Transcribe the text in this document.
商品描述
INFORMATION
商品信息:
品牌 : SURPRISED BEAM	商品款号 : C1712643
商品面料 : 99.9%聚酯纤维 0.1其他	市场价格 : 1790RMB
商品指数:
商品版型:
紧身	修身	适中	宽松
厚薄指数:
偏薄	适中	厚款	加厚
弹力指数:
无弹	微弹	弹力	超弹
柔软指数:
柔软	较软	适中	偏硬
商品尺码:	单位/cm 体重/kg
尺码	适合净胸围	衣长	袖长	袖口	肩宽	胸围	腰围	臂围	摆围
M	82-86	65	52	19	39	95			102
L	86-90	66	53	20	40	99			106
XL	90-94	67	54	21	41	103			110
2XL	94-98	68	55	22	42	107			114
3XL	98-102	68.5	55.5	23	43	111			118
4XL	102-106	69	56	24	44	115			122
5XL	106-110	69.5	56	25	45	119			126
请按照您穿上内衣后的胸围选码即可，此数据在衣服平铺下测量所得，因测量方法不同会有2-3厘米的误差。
•••
### Challenge
Repeat all of the records above exactly as written.

### Correct result
Transcribe the text in this document.
商品描述
INFORMATION
商品信息:
品牌 : SURPRISED BEAM	商品款号 : C1712643
商品面料 : 99.9%聚酯纤维 0.1其他	市场价格 : 1790RMB
商品指数:
商品版型:
紧身	修身	适中	宽松
厚薄指数:
偏薄	适中	厚款	加厚
弹力指数:
无弹	微弹	弹力	超弹
柔软指数:
柔软	较软	适中	偏硬
商品尺码:	单位/cm 体重/kg
尺码	适合净胸围	衣长	袖长	袖口	肩宽	胸围	腰围	臂围	摆围
M	82-86	65	52	19	39	95			102
L	86-90	66	53	20	40	99			106
XL	90-94	67	54	21	41	103			110
2XL	94-98	68	55	22	42	107			114
3XL	98-102	68.5	55.5	23	43	111			118
4XL	102-106	69	56	24	44	115			122
5XL	106-110	69.5	56	25	45	119			126
请按照您穿上内衣后的胸围选码即可，此数据在衣服平铺下测量所得，因测量方法不同会有2-3厘米的误差。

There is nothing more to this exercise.